----- MATERIAL TO PROCESS -----
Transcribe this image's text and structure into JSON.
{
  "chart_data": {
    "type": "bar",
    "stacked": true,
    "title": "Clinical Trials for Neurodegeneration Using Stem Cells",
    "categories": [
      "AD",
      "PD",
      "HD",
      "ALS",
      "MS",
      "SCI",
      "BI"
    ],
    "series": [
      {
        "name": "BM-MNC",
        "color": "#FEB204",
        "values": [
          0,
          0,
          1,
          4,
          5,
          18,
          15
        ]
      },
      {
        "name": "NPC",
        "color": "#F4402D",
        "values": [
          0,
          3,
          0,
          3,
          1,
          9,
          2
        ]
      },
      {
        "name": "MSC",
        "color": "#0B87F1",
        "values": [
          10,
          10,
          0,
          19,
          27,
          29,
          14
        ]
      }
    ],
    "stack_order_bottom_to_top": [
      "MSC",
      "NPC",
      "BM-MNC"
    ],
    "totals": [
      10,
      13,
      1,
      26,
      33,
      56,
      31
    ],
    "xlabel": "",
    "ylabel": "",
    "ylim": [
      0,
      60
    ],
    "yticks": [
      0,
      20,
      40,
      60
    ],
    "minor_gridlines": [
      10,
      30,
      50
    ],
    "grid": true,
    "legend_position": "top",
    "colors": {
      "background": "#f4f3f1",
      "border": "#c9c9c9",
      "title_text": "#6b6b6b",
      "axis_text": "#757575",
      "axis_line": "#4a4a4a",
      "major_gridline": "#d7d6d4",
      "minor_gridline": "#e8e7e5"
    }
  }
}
-----
_ASSIGNED TASK_.
Give back each record, exactly as it reads.

_SOLVED PROBLEM_.
Transcribe this image's text and structure into JSON.
{
  "chart_data": {
    "type": "bar",
    "stacked": true,
    "title": "Clinical Trials for Neurodegeneration Using Stem Cells",
    "categories": [
      "AD",
      "PD",
      "HD",
      "ALS",
      "MS",
      "SCI",
      "BI"
    ],
    "series": [
      {
        "name": "BM-MNC",
        "color": "#FEB204",
        "values": [
          0,
          0,
          1,
          4,
          5,
          18,
          15
        ]
      },
      {
        "name": "NPC",
        "color": "#F4402D",
        "values": [
          0,
          3,
          0,
          3,
          1,
          9,
          2
        ]
      },
      {
        "name": "MSC",
        "color": "#0B87F1",
        "values": [
          10,
          10,
          0,
          19,
          27,
          29,
          14
        ]
      }
    ],
    "stack_order_bottom_to_top": [
      "MSC",
      "NPC",
      "BM-MNC"
    ],
    "totals": [
      10,
      13,
      1,
      26,
      33,
      56,
      31
    ],
    "xlabel": "",
    "ylabel": "",
    "ylim": [
      0,
      60
    ],
    "yticks": [
      0,
      20,
      40,
      60
    ],
    "minor_gridlines": [
      10,
      30,
      50
    ],
    "grid": true,
    "legend_position": "top",
    "colors": {
      "background": "#f4f3f1",
      "border": "#c9c9c9",
      "title_text": "#6b6b6b",
      "axis_text": "#757575",
      "axis_line": "#4a4a4a",
      "major_gridline": "#d7d6d4",
      "minor_gridline": "#e8e7e5"
    }
  }
}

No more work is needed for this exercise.